→ WHAT YOU ARE ASKED TO DO
Convert the listing lines from the one containing "scrollbar[interactable] bbox=[724, 155, 743, 400]" through the one containing "annotation-arrow bbox=[101, 189, 138, 221]" into a JSON list of strings, with one string per line and blank lines omitted.

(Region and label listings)
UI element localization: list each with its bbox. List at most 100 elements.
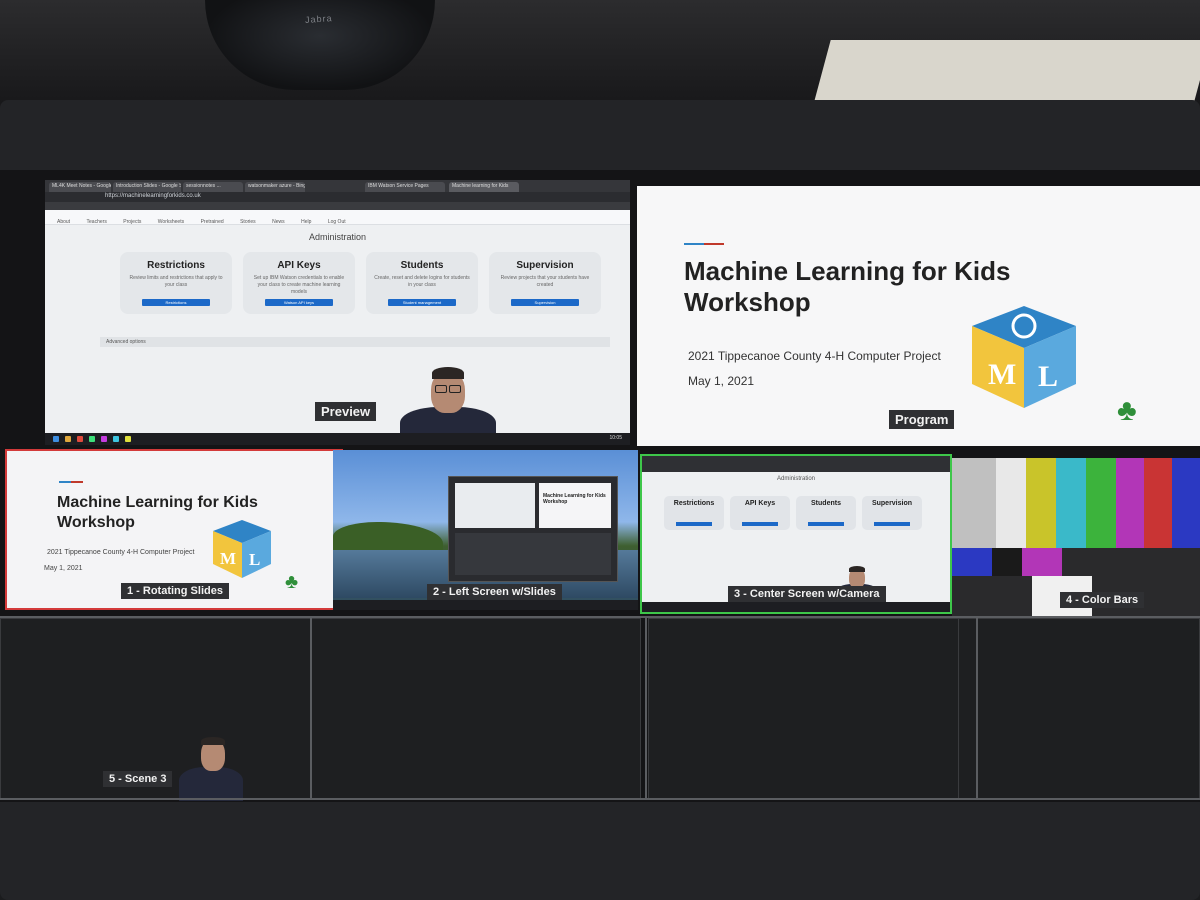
browser-tab[interactable]: sessionnotes ... bbox=[183, 182, 243, 192]
grid-divider bbox=[0, 798, 1200, 800]
chrome-icon[interactable] bbox=[77, 436, 83, 442]
windows-taskbar: 10:05 bbox=[45, 433, 630, 445]
four-h-clover-icon: ♣ bbox=[1117, 394, 1137, 427]
cube-letter-m: M bbox=[988, 358, 1016, 391]
nav-item-help[interactable]: Help bbox=[301, 215, 311, 229]
obs-program-title: Machine Learning for Kids Workshop bbox=[543, 493, 606, 505]
obs-audio-mixer bbox=[455, 533, 611, 575]
four-h-clover-icon: ♣ bbox=[285, 571, 299, 593]
student-management-button[interactable]: Student management bbox=[388, 299, 456, 306]
grid-divider bbox=[645, 616, 647, 800]
card-restrictions: Restrictions Review limits and restricti… bbox=[120, 252, 232, 314]
card-students: Students Create, reset and delete logins… bbox=[366, 252, 478, 314]
windows-taskbar bbox=[642, 602, 950, 612]
obs-preview-thumb bbox=[455, 483, 535, 528]
obs-program-thumb: Machine Learning for Kids Workshop bbox=[539, 483, 611, 528]
card-title: Supervision bbox=[871, 500, 913, 507]
card-api-keys: API Keys Set up IBM Watson credentials t… bbox=[243, 252, 355, 314]
card-description: Review projects that your students have … bbox=[500, 275, 590, 288]
card-button[interactable] bbox=[874, 522, 910, 526]
preview-label: Preview bbox=[315, 402, 377, 421]
scene-1-date: May 1, 2021 bbox=[44, 565, 83, 572]
color-bar-magenta bbox=[1116, 458, 1144, 548]
color-bar-green bbox=[1086, 458, 1116, 548]
card-api-keys: API Keys bbox=[730, 496, 790, 530]
scene-1-title: Machine Learning for Kids Workshop bbox=[57, 494, 258, 531]
color-bar-low-blue bbox=[952, 548, 992, 576]
restrictions-button[interactable]: Restrictions bbox=[142, 299, 210, 306]
browser-tab-active[interactable]: Machine learning for Kids bbox=[449, 182, 519, 192]
nav-item-news[interactable]: News bbox=[272, 215, 285, 229]
folder-icon[interactable] bbox=[65, 436, 71, 442]
card-title: Supervision bbox=[516, 260, 574, 271]
card-button[interactable] bbox=[742, 522, 778, 526]
card-restrictions: Restrictions bbox=[664, 496, 724, 530]
app-icon[interactable] bbox=[125, 436, 131, 442]
supervision-button[interactable]: Supervision bbox=[511, 299, 579, 306]
ml-cube-logo: M L bbox=[213, 520, 271, 578]
card-supervision: Supervision Review projects that your st… bbox=[489, 252, 601, 314]
grid-divider bbox=[976, 616, 978, 800]
card-students: Students bbox=[796, 496, 856, 530]
program-subtitle: 2021 Tippecanoe County 4-H Computer Proj… bbox=[688, 349, 941, 363]
vscode-icon[interactable] bbox=[113, 436, 119, 442]
card-button[interactable] bbox=[676, 522, 712, 526]
watson-api-keys-button[interactable]: Watson API keys bbox=[265, 299, 333, 306]
url-bar[interactable]: https://machinelearningforkids.co.uk bbox=[45, 192, 630, 202]
card-button[interactable] bbox=[808, 522, 844, 526]
obs-window: Machine Learning for Kids Workshop bbox=[448, 476, 618, 582]
color-bar-low-black bbox=[992, 548, 1022, 576]
card-title: Restrictions bbox=[147, 260, 205, 271]
nav-item-projects[interactable]: Projects bbox=[123, 215, 141, 229]
program-label: Program bbox=[889, 410, 955, 429]
taskbar-clock: 10:05 bbox=[609, 435, 622, 441]
scene-3-center-screen[interactable]: Administration Restrictions API Keys Stu… bbox=[640, 454, 952, 614]
cube-letter-l: L bbox=[249, 550, 260, 569]
empty-scene-slot[interactable] bbox=[311, 618, 641, 800]
start-icon[interactable] bbox=[53, 436, 59, 442]
program-date: May 1, 2021 bbox=[688, 374, 755, 388]
nav-item-worksheets[interactable]: Worksheets bbox=[158, 215, 184, 229]
card-description: Create, reset and delete logins for stud… bbox=[374, 275, 470, 288]
color-bar-cyan bbox=[1056, 458, 1086, 548]
nav-item-pretrained[interactable]: Pretrained bbox=[201, 215, 224, 229]
scene-1-rotating-slides[interactable]: Machine Learning for Kids Workshop 2021 … bbox=[5, 449, 343, 610]
empty-scene-slot[interactable] bbox=[648, 618, 978, 800]
admin-page-title: Administration bbox=[308, 232, 367, 242]
preview-panel[interactable]: ML4K Meet Notes - Google Do... Introduct… bbox=[45, 180, 630, 445]
app-nav-bar: About Teachers Projects Worksheets Pretr… bbox=[45, 210, 630, 225]
browser-tab[interactable]: IBM Watson Service Pages bbox=[365, 182, 445, 192]
browser-tab-strip: ML4K Meet Notes - Google Do... Introduct… bbox=[45, 180, 630, 192]
app-icon[interactable] bbox=[101, 436, 107, 442]
program-panel[interactable]: Machine Learning for Kids Workshop 2021 … bbox=[637, 186, 1200, 446]
nav-item-stories[interactable]: Stories bbox=[240, 215, 256, 229]
accent-line-red bbox=[704, 243, 724, 245]
accent-line-blue bbox=[684, 243, 704, 245]
scene-4-color-bars[interactable]: 4 - Color Bars bbox=[952, 458, 1200, 616]
color-bar-low-black bbox=[1062, 548, 1200, 576]
nav-item-logout[interactable]: Log Out bbox=[328, 215, 346, 229]
scene-1-subtitle: 2021 Tippecanoe County 4-H Computer Proj… bbox=[47, 549, 195, 556]
grid-divider bbox=[0, 616, 1200, 618]
accent-line-blue bbox=[59, 481, 71, 483]
nav-item-teachers[interactable]: Teachers bbox=[87, 215, 107, 229]
bookmarks-bar bbox=[45, 202, 630, 210]
advanced-options-toggle[interactable]: Advanced options bbox=[100, 337, 610, 347]
url-text[interactable]: https://machinelearningforkids.co.uk bbox=[105, 193, 201, 199]
windows-taskbar bbox=[333, 600, 638, 610]
card-title: API Keys bbox=[277, 260, 321, 271]
empty-scene-slot[interactable] bbox=[958, 618, 1200, 800]
nav-item-about[interactable]: About bbox=[57, 215, 70, 229]
browser-tab[interactable]: ML4K Meet Notes - Google Do... bbox=[49, 182, 111, 192]
color-bar-yellow bbox=[1026, 458, 1056, 548]
color-bar-white bbox=[996, 458, 1026, 548]
browser-tab[interactable]: watsonmaker azure - Bing bbox=[245, 182, 305, 192]
card-title: Students bbox=[811, 500, 841, 507]
scene-5-scene-3[interactable]: 5 - Scene 3 bbox=[0, 618, 325, 801]
grid-divider bbox=[310, 616, 312, 800]
ml-cube-logo: M L bbox=[972, 306, 1076, 408]
scene-2-left-screen[interactable]: Machine Learning for Kids Workshop 2 - L… bbox=[333, 450, 638, 610]
app-icon[interactable] bbox=[89, 436, 95, 442]
browser-tab[interactable]: Introduction Slides - Google Sl... bbox=[113, 182, 181, 192]
speaker-brand-label: Jabra bbox=[304, 13, 333, 25]
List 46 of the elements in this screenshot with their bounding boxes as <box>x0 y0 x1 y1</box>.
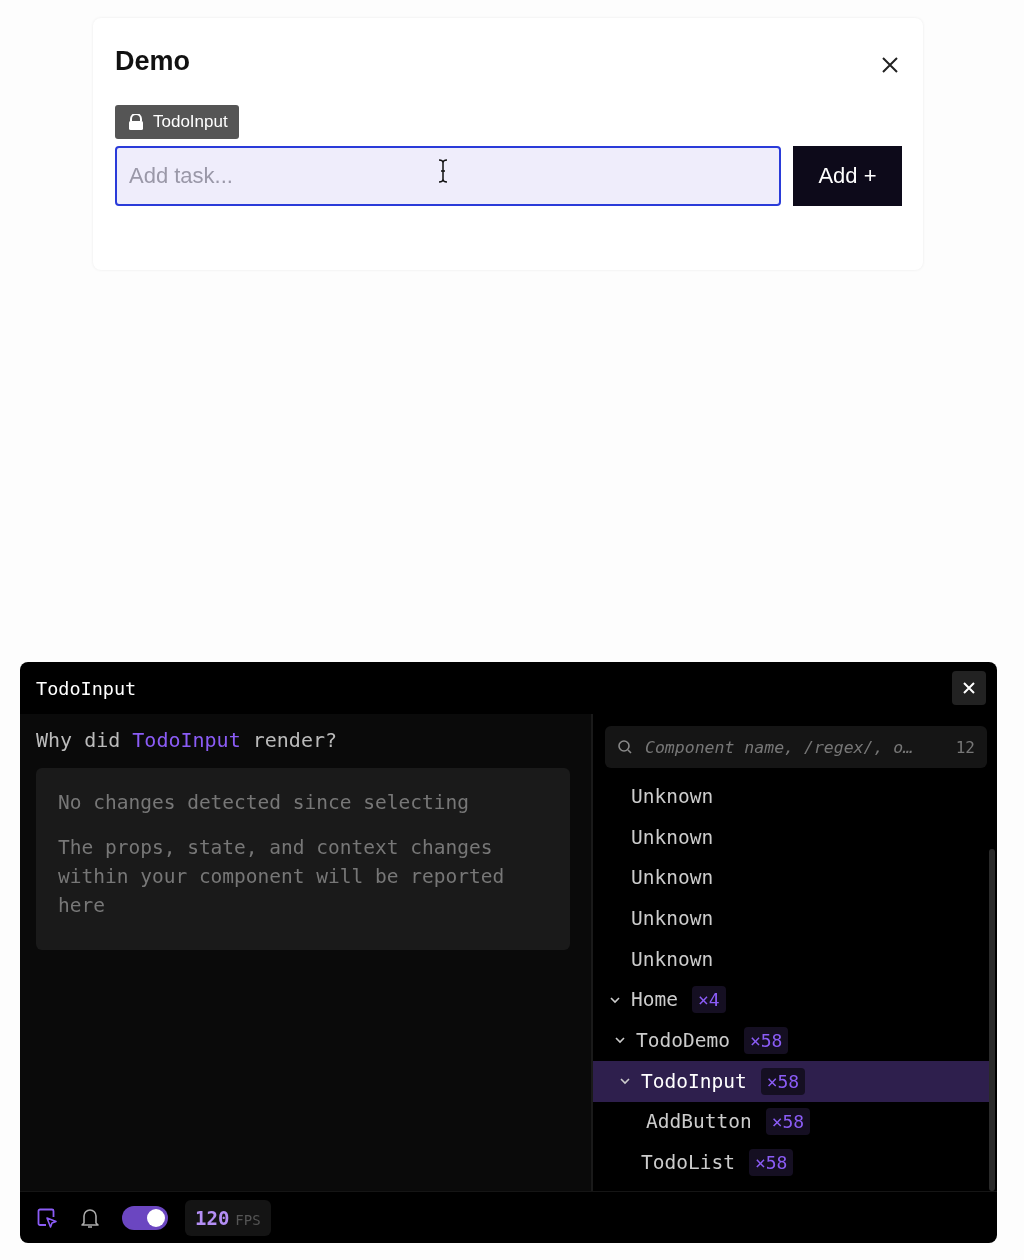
lock-icon <box>127 114 145 130</box>
add-button[interactable]: Add + <box>793 146 902 206</box>
fps-value: 120 <box>195 1206 230 1229</box>
component-name: Unknown <box>631 825 714 849</box>
component-name: TodoList <box>641 1151 735 1175</box>
toggle-switch[interactable] <box>122 1205 168 1230</box>
fps-unit: FPS <box>235 1211 261 1228</box>
component-name: Unknown <box>631 866 714 890</box>
component-name: Unknown <box>631 906 714 930</box>
info-message: No changes detected since selecting <box>58 790 470 816</box>
tree-item[interactable]: Unknown <box>593 816 989 858</box>
demo-title: Demo <box>115 46 190 77</box>
tree-item[interactable]: Unknown <box>593 776 989 817</box>
render-count: ×58 <box>760 1067 806 1095</box>
result-count: 12 <box>955 737 975 757</box>
panel-title: TodoInput <box>36 677 137 699</box>
inspect-icon[interactable] <box>36 1206 58 1229</box>
tree-item[interactable]: Unknown <box>593 857 989 899</box>
tree-item[interactable]: AddButton ×58 <box>593 1101 989 1143</box>
tree-item[interactable]: Home ×4 <box>593 979 989 1021</box>
tree-item[interactable]: TodoList ×58 <box>593 1142 989 1183</box>
render-count: ×58 <box>748 1149 794 1177</box>
tree-item[interactable]: TodoDemo ×58 <box>593 1020 989 1061</box>
close-icon[interactable] <box>962 681 976 695</box>
close-button[interactable] <box>952 671 986 705</box>
close-icon[interactable] <box>880 54 900 75</box>
component-name: TodoInput <box>153 112 228 132</box>
render-question: Why did TodoInput render? <box>36 728 339 752</box>
component-name: AddButton <box>646 1110 752 1134</box>
component-name: Home <box>631 988 678 1012</box>
render-count: ×4 <box>691 986 726 1014</box>
search-icon <box>617 739 633 755</box>
tree-item[interactable]: Unknown <box>593 938 989 980</box>
component-name: Unknown <box>631 784 714 808</box>
tree-item[interactable]: Unknown <box>593 898 989 939</box>
component-name: TodoDemo <box>636 1028 730 1052</box>
info-message: The props, state, and context changes within your component will be reported here <box>58 835 506 919</box>
search-input[interactable]: Component name, /regex/, o… <box>643 736 946 758</box>
tree-item[interactable]: TodoInput ×58 <box>593 1060 989 1102</box>
component-name: TodoInput <box>641 1069 747 1093</box>
component-name: Unknown <box>631 947 714 971</box>
search-field[interactable]: Component name, /regex/, o… 12 <box>605 726 987 768</box>
task-input[interactable]: Add task... <box>115 146 781 206</box>
render-count: ×58 <box>743 1026 789 1054</box>
text-cursor-icon <box>438 159 448 183</box>
render-count: ×58 <box>765 1108 811 1136</box>
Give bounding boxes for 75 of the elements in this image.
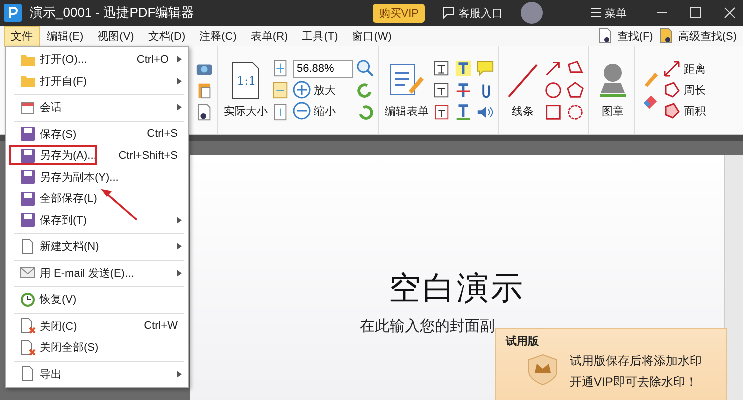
scrollbar[interactable] bbox=[724, 155, 743, 400]
strikeout-icon[interactable] bbox=[454, 80, 473, 100]
menu-option[interactable]: 新建文档(N) bbox=[6, 236, 188, 258]
page-icon bbox=[231, 61, 261, 101]
document-subtitle: 在此输入您的封面副 bbox=[360, 317, 495, 336]
text-field-icon[interactable] bbox=[432, 58, 451, 78]
popup-message: 开通VIP即可去除水印！ bbox=[570, 374, 698, 391]
chat-icon bbox=[443, 7, 455, 19]
menu-item[interactable]: 文档(D) bbox=[141, 26, 193, 46]
menu-option[interactable]: 导出 bbox=[6, 364, 188, 385]
annotation-arrow bbox=[101, 189, 138, 221]
menu-option[interactable]: 打开自(F) bbox=[6, 70, 188, 92]
highlight-text-icon[interactable] bbox=[454, 58, 473, 78]
buy-vip-button[interactable]: 购买VIP bbox=[373, 4, 425, 22]
rectangle-tool-icon[interactable] bbox=[544, 102, 563, 122]
avatar[interactable] bbox=[521, 2, 543, 24]
menu-item[interactable]: 文件 bbox=[4, 26, 40, 46]
menu-option[interactable]: 关闭全部(S) bbox=[6, 337, 188, 358]
document-icon bbox=[20, 366, 36, 382]
perimeter-tool-button[interactable]: 周长 bbox=[663, 81, 706, 99]
close-document-icon bbox=[20, 340, 36, 356]
menu-item[interactable]: 视图(V) bbox=[90, 26, 142, 46]
advanced-find-button[interactable]: 高级查找(S) bbox=[659, 28, 737, 44]
circle-tool-icon[interactable] bbox=[544, 80, 563, 100]
area-tool-button[interactable]: 面积 bbox=[663, 102, 706, 120]
zoom-field[interactable]: 56.88% bbox=[293, 60, 353, 78]
menu-item[interactable]: 编辑(E) bbox=[40, 26, 91, 46]
underline-icon[interactable] bbox=[454, 102, 473, 122]
menu-item[interactable]: 表单(R) bbox=[244, 26, 296, 46]
text-box-icon[interactable] bbox=[432, 80, 451, 100]
popup-message: 试用版保存后将添加水印 bbox=[570, 353, 702, 370]
menu-icon bbox=[591, 8, 601, 18]
polygon-outline-icon bbox=[663, 81, 681, 99]
document-title: 空白演示 bbox=[389, 269, 525, 308]
filled-polygon-icon bbox=[663, 102, 681, 120]
actual-size-button[interactable]: 1:1 实际大小 bbox=[224, 61, 268, 119]
menu-option[interactable]: 保存(S) Ctrl+S bbox=[6, 124, 188, 145]
line-tool-button[interactable]: 线条 bbox=[505, 61, 541, 119]
popup-title: 试用版 bbox=[506, 334, 540, 349]
crown-badge-icon bbox=[526, 353, 560, 387]
actual-size-label: 实际大小 bbox=[224, 104, 268, 119]
pentagon-tool-icon[interactable] bbox=[566, 80, 585, 100]
menu-option[interactable]: 打开(O)... Ctrl+O bbox=[6, 49, 188, 70]
document-icon bbox=[20, 238, 36, 255]
cloud-tool-icon[interactable] bbox=[566, 102, 585, 122]
plus-circle-icon bbox=[293, 81, 311, 99]
menu-item[interactable]: 注释(C) bbox=[192, 26, 244, 46]
menu-option[interactable]: 恢复(V) bbox=[6, 289, 188, 310]
envelope-icon bbox=[20, 265, 36, 282]
close-document-icon bbox=[20, 318, 36, 334]
menu-option[interactable]: 另存为副本(Y)... bbox=[6, 166, 188, 188]
folder-icon bbox=[20, 73, 36, 90]
edit-form-button[interactable]: 编辑表单 bbox=[385, 61, 429, 119]
distance-tool-button[interactable]: 距离 bbox=[663, 60, 706, 78]
menu-option[interactable]: 保存到(T) bbox=[6, 210, 188, 231]
zoom-in-button[interactable]: 放大 bbox=[293, 81, 353, 99]
menu-button[interactable]: 菜单 bbox=[591, 6, 627, 20]
window-title: 演示_0001 - 迅捷PDF编辑器 bbox=[30, 4, 196, 22]
double-arrow-icon bbox=[663, 60, 681, 78]
menu-option[interactable]: 另存为(A)... Ctrl+Shift+S bbox=[6, 145, 188, 166]
find-button[interactable]: 查找(F) bbox=[598, 28, 654, 44]
actual-size-glyph: 1:1 bbox=[237, 74, 256, 88]
menu-item[interactable]: 工具(T) bbox=[295, 26, 346, 46]
stamp-button[interactable]: 图章 bbox=[595, 61, 631, 119]
menu-option[interactable]: 关闭(C) Ctrl+W bbox=[6, 316, 188, 337]
restore-icon bbox=[20, 292, 36, 308]
menu-option[interactable]: 用 E-mail 发送(E)... bbox=[6, 262, 188, 284]
app-logo-icon bbox=[4, 4, 22, 22]
magnifier-icon[interactable] bbox=[356, 58, 375, 78]
support-link[interactable]: 客服入口 bbox=[443, 6, 503, 20]
menu-item[interactable]: 窗口(W) bbox=[345, 26, 399, 46]
minus-circle-icon bbox=[293, 102, 311, 120]
menu-option[interactable]: 会话 bbox=[6, 97, 188, 118]
zoom-out-button[interactable]: 缩小 bbox=[293, 102, 353, 120]
calendar-icon bbox=[20, 100, 36, 116]
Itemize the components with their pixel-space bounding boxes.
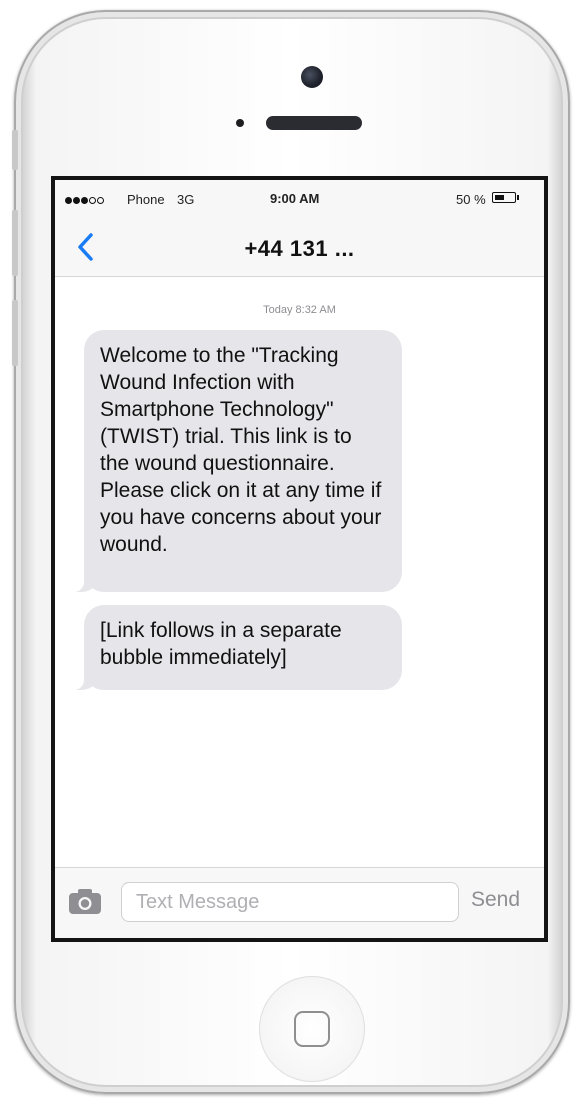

→ FULL ANSWER
[
  "scrollbar[interactable] bbox=[724, 155, 743, 400]",
  "strikeout-icon[interactable] bbox=[454, 80, 473, 100]",
  "menu-option[interactable]: 新建文档(N) bbox=[6, 236, 188, 258]",
  "page-icon bbox=[231, 61, 261, 101]",
  "document-subtitle: 在此输入您的封面副 bbox=[360, 317, 495, 336]",
  "text-field-icon[interactable] bbox=[432, 58, 451, 78]",
  "popup-message: 开通VIP即可去除水印！ bbox=[570, 374, 698, 391]",
  "chat-icon bbox=[443, 7, 455, 19]",
  "menu-item[interactable]: 文档(D) bbox=[141, 26, 193, 46]",
  "menu-option[interactable]: 导出 bbox=[6, 364, 188, 385]",
  "annotation-arrow bbox=[101, 189, 138, 221]"
]